(Saved entries)
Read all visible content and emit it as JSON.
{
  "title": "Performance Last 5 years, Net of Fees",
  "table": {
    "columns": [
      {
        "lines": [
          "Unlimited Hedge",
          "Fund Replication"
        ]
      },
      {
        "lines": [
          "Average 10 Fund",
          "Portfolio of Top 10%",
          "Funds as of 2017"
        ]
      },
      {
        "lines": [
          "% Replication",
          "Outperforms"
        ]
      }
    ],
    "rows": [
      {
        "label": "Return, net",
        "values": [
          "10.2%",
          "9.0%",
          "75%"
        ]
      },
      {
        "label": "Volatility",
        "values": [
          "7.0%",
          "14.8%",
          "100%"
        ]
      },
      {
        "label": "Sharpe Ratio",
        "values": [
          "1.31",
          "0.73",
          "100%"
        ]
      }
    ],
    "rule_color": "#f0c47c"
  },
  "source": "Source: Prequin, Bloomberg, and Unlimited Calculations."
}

## TASK DETAILS
Your task is to quote the listing above word for word.

## TASK OUTPUT
Read all visible content and emit it as JSON.
{
  "title": "Performance Last 5 years, Net of Fees",
  "table": {
    "columns": [
      {
        "lines": [
          "Unlimited Hedge",
          "Fund Replication"
        ]
      },
      {
        "lines": [
          "Average 10 Fund",
          "Portfolio of Top 10%",
          "Funds as of 2017"
        ]
      },
      {
        "lines": [
          "% Replication",
          "Outperforms"
        ]
      }
    ],
    "rows": [
      {
        "label": "Return, net",
        "values": [
          "10.2%",
          "9.0%",
          "75%"
        ]
      },
      {
        "label": "Volatility",
        "values": [
          "7.0%",
          "14.8%",
          "100%"
        ]
      },
      {
        "label": "Sharpe Ratio",
        "values": [
          "1.31",
          "0.73",
          "100%"
        ]
      }
    ],
    "rule_color": "#f0c47c"
  },
  "source": "Source: Prequin, Bloomberg, and Unlimited Calculations."
}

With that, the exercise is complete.